Copy out every row from the one containing "notice-bar[interactable]: 中报预披露：于2025-08-28披露2025年中报 —" down to the one containing "candle-body — [309, 935, 319, 951]", keeping each exactly as it appears.

══ MATERIAL

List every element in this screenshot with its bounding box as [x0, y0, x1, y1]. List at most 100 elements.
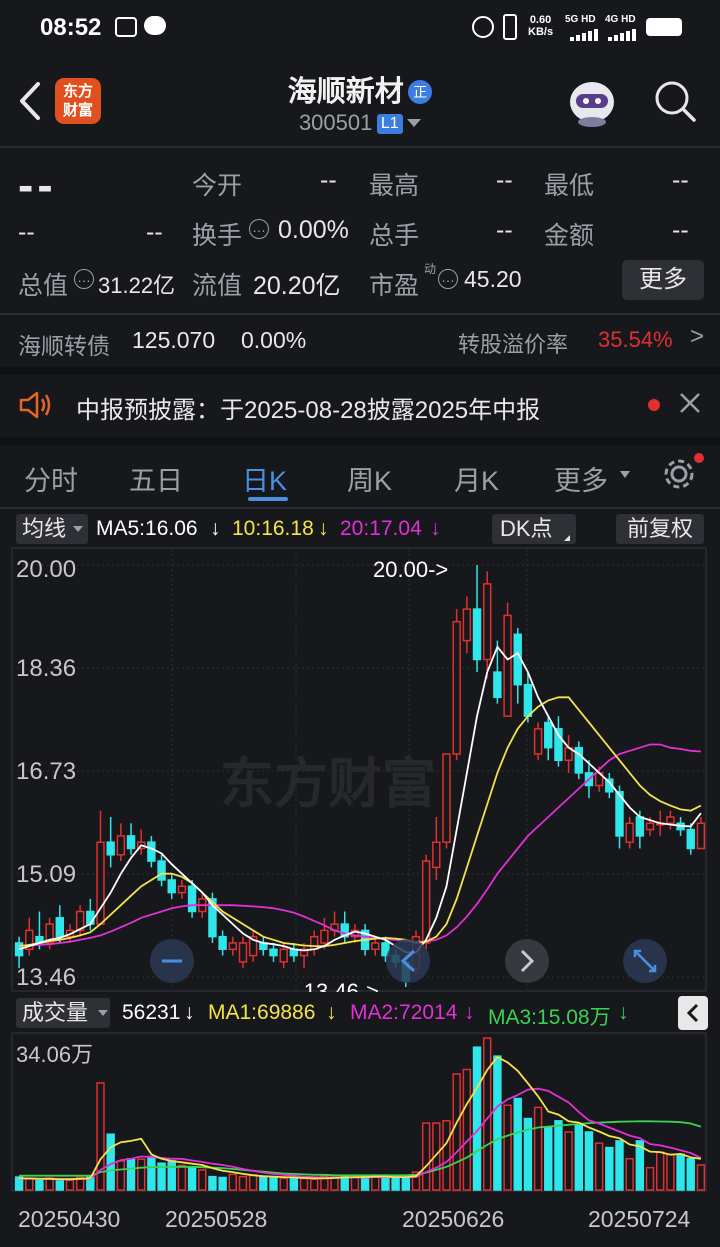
notice-bar[interactable]: 中报预披露：于2025-08-28披露2025年中报 — [0, 375, 720, 437]
info-icon[interactable]: … — [438, 269, 458, 289]
robot-assistant-icon[interactable] — [564, 74, 620, 128]
candle-body — [126, 835, 136, 850]
tab-five-day[interactable]: 五日 — [129, 459, 183, 498]
volume-bar — [544, 1126, 553, 1191]
nav-left-button[interactable] — [150, 939, 194, 983]
volume-bar — [238, 1175, 248, 1191]
alarm-icon — [472, 16, 494, 38]
settings-dot — [694, 453, 704, 463]
float-value: 20.20亿 — [253, 272, 341, 300]
volume-bar — [309, 1178, 319, 1191]
candle-body — [309, 935, 319, 951]
vma1-arrow-icon: ↓ — [326, 1001, 337, 1024]
min-marker: 13.46-> — [304, 979, 379, 992]
volume-bar — [198, 1169, 207, 1191]
bond-row[interactable]: 海顺转债 125.070 0.00% 转股溢价率 35.54% > — [0, 315, 720, 367]
candle-body — [493, 671, 502, 699]
high-label: 最高 — [369, 172, 420, 200]
pe-sup: 动 — [424, 262, 437, 276]
y-tick-label: 20.00 — [16, 556, 76, 583]
volume-bar — [279, 1177, 288, 1191]
tab-minute[interactable]: 分时 — [24, 459, 78, 498]
vma3-value: MA3:15.08万 — [488, 1006, 611, 1029]
candle-body — [544, 721, 553, 749]
candle-body — [462, 608, 472, 642]
volume-selector[interactable]: 成交量 — [16, 998, 111, 1028]
volume-bar — [177, 1164, 187, 1191]
volume-bar — [686, 1158, 695, 1191]
chevron-right-icon: > — [690, 323, 705, 350]
candle-body — [472, 608, 482, 661]
price-change-pct: -- — [146, 218, 163, 246]
kline-chart[interactable]: 东方财富 20.00 18.36 16.73 15.09 13.46 20.00-> 1… — [0, 547, 720, 992]
candle-body — [666, 816, 675, 825]
low-value: -- — [672, 166, 689, 194]
tab-monthly-k[interactable]: 月K — [454, 459, 499, 498]
volume-bar — [299, 1177, 309, 1191]
volume-chart[interactable]: 34.06万 — [0, 1032, 720, 1192]
candle-body — [86, 910, 95, 925]
volume-bar — [513, 1097, 522, 1191]
signal-5g-label: 5G HD — [565, 14, 596, 25]
candle-body — [421, 860, 431, 944]
status-bar: 08:52 0.60 KB/s 5G HD 4G HD — [0, 0, 720, 56]
close-icon[interactable] — [676, 389, 704, 417]
bond-name: 海顺转债 — [18, 333, 110, 359]
volume-bar — [462, 1068, 472, 1191]
adjust-button[interactable]: 前复权 — [616, 514, 704, 544]
candle-body — [228, 942, 238, 951]
tab-daily-k[interactable]: 日K — [242, 459, 287, 498]
vol-arrow-icon: ↓ — [184, 1001, 195, 1024]
y-tick-label: 15.09 — [16, 861, 76, 888]
caret-down-icon — [620, 471, 630, 478]
volume-bar — [381, 1176, 390, 1191]
volume-bar — [625, 1158, 634, 1191]
candle-body — [371, 942, 380, 951]
amount-label: 金额 — [544, 222, 595, 250]
candle-body — [55, 917, 65, 938]
candle-body — [635, 816, 645, 837]
volume-bar — [65, 1179, 75, 1191]
collapse-panel-icon[interactable] — [678, 996, 708, 1030]
candle-body — [482, 583, 492, 661]
volume-bar — [106, 1133, 115, 1191]
next-button[interactable] — [505, 939, 549, 983]
candle-body — [177, 885, 187, 894]
x-axis: 20250430 20250528 20250626 20250724 — [0, 1192, 720, 1247]
kline-toolbar: 均线 MA5:16.06 ↓ 10:16.18 ↓ 20:17.04 ↓ DK点… — [0, 511, 720, 547]
candle-body — [167, 879, 176, 894]
fullscreen-button[interactable] — [623, 939, 667, 983]
candle-body — [686, 828, 695, 850]
volume-bar — [482, 1037, 492, 1191]
candle-body — [187, 885, 197, 913]
tab-more[interactable]: 更多 — [554, 459, 608, 498]
candle-body — [452, 620, 461, 755]
y-tick-label: 16.73 — [16, 758, 76, 785]
volume-bar — [350, 1176, 360, 1191]
settings-gear-icon[interactable] — [660, 455, 698, 493]
volume-bar — [666, 1153, 675, 1191]
more-button[interactable]: 更多 — [622, 260, 704, 300]
volume-bar — [391, 1176, 400, 1191]
volume-bar — [594, 1142, 604, 1191]
max-marker: 20.00-> — [373, 557, 448, 582]
vibrate-icon — [503, 14, 517, 40]
amount-value: -- — [672, 216, 689, 244]
candle-body — [625, 822, 634, 843]
volume-bar — [371, 1175, 380, 1191]
tab-weekly-k[interactable]: 周K — [347, 459, 392, 498]
volume-value: -- — [496, 216, 513, 244]
status-time: 08:52 — [40, 14, 102, 41]
y-tick-label: 13.46 — [16, 964, 76, 991]
stock-code: 300501 — [298, 110, 373, 135]
search-icon[interactable] — [652, 78, 698, 124]
volume-bar — [574, 1124, 584, 1191]
zoom-out-button[interactable] — [386, 939, 430, 983]
info-icon[interactable]: … — [74, 269, 94, 289]
volume-bar — [533, 1106, 543, 1191]
candle-body — [523, 683, 533, 717]
volume-bar — [55, 1180, 65, 1191]
candle-body — [238, 942, 248, 963]
ma5-arrow-icon: ↓ — [210, 517, 221, 540]
info-icon[interactable]: … — [249, 219, 269, 239]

════

ANSWER TO THE EXERCISE:
notice-bar[interactable]: 中报预披露：于2025-08-28披露2025年中报 — [0, 375, 720, 437]
info-icon[interactable]: … — [438, 269, 458, 289]
robot-assistant-icon[interactable] — [564, 74, 620, 128]
candle-body — [126, 835, 136, 850]
tab-five-day[interactable]: 五日 — [129, 459, 183, 498]
volume-bar — [544, 1126, 553, 1191]
nav-left-button[interactable] — [150, 939, 194, 983]
volume-bar — [238, 1175, 248, 1191]
alarm-icon — [472, 16, 494, 38]
settings-dot — [694, 453, 704, 463]
float-value: 20.20亿 — [253, 272, 341, 300]
volume-bar — [309, 1178, 319, 1191]
candle-body — [309, 935, 319, 951]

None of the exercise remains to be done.